[Do this] Extract the full listing below without altering a single character.

[Stored entries]
-- Start --
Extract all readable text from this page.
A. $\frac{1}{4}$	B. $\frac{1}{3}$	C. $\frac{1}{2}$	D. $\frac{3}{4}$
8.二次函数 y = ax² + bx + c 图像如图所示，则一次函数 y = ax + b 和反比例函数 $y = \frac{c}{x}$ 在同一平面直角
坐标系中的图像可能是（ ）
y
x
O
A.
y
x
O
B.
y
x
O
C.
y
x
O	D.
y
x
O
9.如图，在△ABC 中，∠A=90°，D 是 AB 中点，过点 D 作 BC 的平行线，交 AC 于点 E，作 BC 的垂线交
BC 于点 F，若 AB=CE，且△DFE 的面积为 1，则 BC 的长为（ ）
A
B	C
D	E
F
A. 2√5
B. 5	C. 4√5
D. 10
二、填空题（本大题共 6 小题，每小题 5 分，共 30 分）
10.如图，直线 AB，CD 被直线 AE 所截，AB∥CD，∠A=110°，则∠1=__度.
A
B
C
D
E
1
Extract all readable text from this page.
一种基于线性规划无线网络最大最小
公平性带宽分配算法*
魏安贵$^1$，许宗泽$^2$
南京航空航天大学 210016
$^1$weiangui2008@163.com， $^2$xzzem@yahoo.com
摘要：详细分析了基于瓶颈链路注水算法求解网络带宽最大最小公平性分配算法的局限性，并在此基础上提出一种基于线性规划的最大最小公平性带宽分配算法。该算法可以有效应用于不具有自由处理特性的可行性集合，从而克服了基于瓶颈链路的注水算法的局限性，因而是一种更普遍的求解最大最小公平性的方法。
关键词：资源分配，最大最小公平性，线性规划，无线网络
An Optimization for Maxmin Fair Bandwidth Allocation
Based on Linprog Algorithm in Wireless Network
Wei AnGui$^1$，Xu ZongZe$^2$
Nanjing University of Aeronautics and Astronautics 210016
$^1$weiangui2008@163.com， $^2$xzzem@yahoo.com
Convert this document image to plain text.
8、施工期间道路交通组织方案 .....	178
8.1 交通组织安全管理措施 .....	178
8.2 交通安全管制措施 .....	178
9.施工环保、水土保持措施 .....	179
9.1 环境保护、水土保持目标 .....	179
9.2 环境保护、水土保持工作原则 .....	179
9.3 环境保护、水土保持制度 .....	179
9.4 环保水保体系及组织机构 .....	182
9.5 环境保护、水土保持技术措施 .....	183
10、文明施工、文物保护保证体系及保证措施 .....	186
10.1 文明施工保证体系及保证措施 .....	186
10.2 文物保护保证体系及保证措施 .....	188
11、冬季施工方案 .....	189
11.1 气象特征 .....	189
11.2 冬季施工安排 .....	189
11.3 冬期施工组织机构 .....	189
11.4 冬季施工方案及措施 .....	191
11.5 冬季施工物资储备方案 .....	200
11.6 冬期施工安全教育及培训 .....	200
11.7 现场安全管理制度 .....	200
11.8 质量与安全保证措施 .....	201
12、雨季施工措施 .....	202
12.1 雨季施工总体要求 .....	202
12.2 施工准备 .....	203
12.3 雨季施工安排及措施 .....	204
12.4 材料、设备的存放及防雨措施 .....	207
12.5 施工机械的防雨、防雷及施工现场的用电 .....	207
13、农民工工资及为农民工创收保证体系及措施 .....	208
-- End --
[Final result]
Extract all readable text from this page.
A. $\frac{1}{4}$	B. $\frac{1}{3}$	C. $\frac{1}{2}$	D. $\frac{3}{4}$
8.二次函数 y = ax² + bx + c 图像如图所示，则一次函数 y = ax + b 和反比例函数 $y = \frac{c}{x}$ 在同一平面直角
坐标系中的图像可能是（ ）
y
x
O
A.
y
x
O
B.
y
x
O
C.
y
x
O	D.
y
x
O
9.如图，在△ABC 中，∠A=90°，D 是 AB 中点，过点 D 作 BC 的平行线，交 AC 于点 E，作 BC 的垂线交
BC 于点 F，若 AB=CE，且△DFE 的面积为 1，则 BC 的长为（ ）
A
B	C
D	E
F
A. 2√5
B. 5	C. 4√5
D. 10
二、填空题（本大题共 6 小题，每小题 5 分，共 30 分）
10.如图，直线 AB，CD 被直线 AE 所截，AB∥CD，∠A=110°，则∠1=__度.
A
B
C
D
E
1
Extract all readable text from this page.
一种基于线性规划无线网络最大最小
公平性带宽分配算法*
魏安贵$^1$，许宗泽$^2$
南京航空航天大学 210016
$^1$weiangui2008@163.com， $^2$xzzem@yahoo.com
摘要：详细分析了基于瓶颈链路注水算法求解网络带宽最大最小公平性分配算法的局限性，并在此基础上提出一种基于线性规划的最大最小公平性带宽分配算法。该算法可以有效应用于不具有自由处理特性的可行性集合，从而克服了基于瓶颈链路的注水算法的局限性，因而是一种更普遍的求解最大最小公平性的方法。
关键词：资源分配，最大最小公平性，线性规划，无线网络
An Optimization for Maxmin Fair Bandwidth Allocation
Based on Linprog Algorithm in Wireless Network
Wei AnGui$^1$，Xu ZongZe$^2$
Nanjing University of Aeronautics and Astronautics 210016
$^1$weiangui2008@163.com， $^2$xzzem@yahoo.com
Convert this document image to plain text.
8、施工期间道路交通组织方案 .....	178
8.1 交通组织安全管理措施 .....	178
8.2 交通安全管制措施 .....	178
9.施工环保、水土保持措施 .....	179
9.1 环境保护、水土保持目标 .....	179
9.2 环境保护、水土保持工作原则 .....	179
9.3 环境保护、水土保持制度 .....	179
9.4 环保水保体系及组织机构 .....	182
9.5 环境保护、水土保持技术措施 .....	183
10、文明施工、文物保护保证体系及保证措施 .....	186
10.1 文明施工保证体系及保证措施 .....	186
10.2 文物保护保证体系及保证措施 .....	188
11、冬季施工方案 .....	189
11.1 气象特征 .....	189
11.2 冬季施工安排 .....	189
11.3 冬期施工组织机构 .....	189
11.4 冬季施工方案及措施 .....	191
11.5 冬季施工物资储备方案 .....	200
11.6 冬期施工安全教育及培训 .....	200
11.7 现场安全管理制度 .....	200
11.8 质量与安全保证措施 .....	201
12、雨季施工措施 .....	202
12.1 雨季施工总体要求 .....	202
12.2 施工准备 .....	203
12.3 雨季施工安排及措施 .....	204
12.4 材料、设备的存放及防雨措施 .....	207
12.5 施工机械的防雨、防雷及施工现场的用电 .....	207
13、农民工工资及为农民工创收保证体系及措施 .....	208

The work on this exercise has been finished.